Task goal: Write the records below out again exactly as given, with no images.

Data rows:
- - - - -
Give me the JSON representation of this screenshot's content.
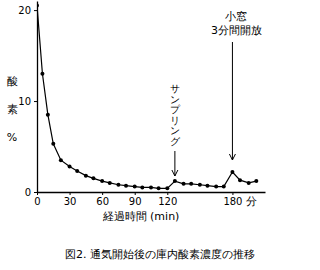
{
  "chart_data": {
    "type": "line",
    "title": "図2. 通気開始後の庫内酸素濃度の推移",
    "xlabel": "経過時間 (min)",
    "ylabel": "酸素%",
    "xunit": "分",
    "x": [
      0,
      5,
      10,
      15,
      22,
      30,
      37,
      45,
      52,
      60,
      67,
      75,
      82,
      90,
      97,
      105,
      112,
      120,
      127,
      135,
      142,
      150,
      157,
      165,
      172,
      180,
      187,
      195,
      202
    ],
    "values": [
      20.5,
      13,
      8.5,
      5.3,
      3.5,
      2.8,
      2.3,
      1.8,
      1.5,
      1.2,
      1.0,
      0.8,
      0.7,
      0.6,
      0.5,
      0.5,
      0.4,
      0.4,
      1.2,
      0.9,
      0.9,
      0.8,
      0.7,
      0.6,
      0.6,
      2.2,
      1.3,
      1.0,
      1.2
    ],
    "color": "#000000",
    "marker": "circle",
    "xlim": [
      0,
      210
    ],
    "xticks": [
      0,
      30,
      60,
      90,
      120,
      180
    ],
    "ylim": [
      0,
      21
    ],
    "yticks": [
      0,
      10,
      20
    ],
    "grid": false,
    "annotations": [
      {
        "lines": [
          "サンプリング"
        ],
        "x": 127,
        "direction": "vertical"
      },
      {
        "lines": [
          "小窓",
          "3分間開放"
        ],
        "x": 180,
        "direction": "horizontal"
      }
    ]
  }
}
- - - - -
Answer for this exercise:
Give me the JSON representation of this screenshot's content.
{
  "chart_data": {
    "type": "line",
    "title": "図2. 通気開始後の庫内酸素濃度の推移",
    "xlabel": "経過時間 (min)",
    "ylabel": "酸素%",
    "xunit": "分",
    "x": [
      0,
      5,
      10,
      15,
      22,
      30,
      37,
      45,
      52,
      60,
      67,
      75,
      82,
      90,
      97,
      105,
      112,
      120,
      127,
      135,
      142,
      150,
      157,
      165,
      172,
      180,
      187,
      195,
      202
    ],
    "values": [
      20.5,
      13,
      8.5,
      5.3,
      3.5,
      2.8,
      2.3,
      1.8,
      1.5,
      1.2,
      1.0,
      0.8,
      0.7,
      0.6,
      0.5,
      0.5,
      0.4,
      0.4,
      1.2,
      0.9,
      0.9,
      0.8,
      0.7,
      0.6,
      0.6,
      2.2,
      1.3,
      1.0,
      1.2
    ],
    "color": "#000000",
    "marker": "circle",
    "xlim": [
      0,
      210
    ],
    "xticks": [
      0,
      30,
      60,
      90,
      120,
      180
    ],
    "ylim": [
      0,
      21
    ],
    "yticks": [
      0,
      10,
      20
    ],
    "grid": false,
    "annotations": [
      {
        "lines": [
          "サンプリング"
        ],
        "x": 127,
        "direction": "vertical"
      },
      {
        "lines": [
          "小窓",
          "3分間開放"
        ],
        "x": 180,
        "direction": "horizontal"
      }
    ]
  }
}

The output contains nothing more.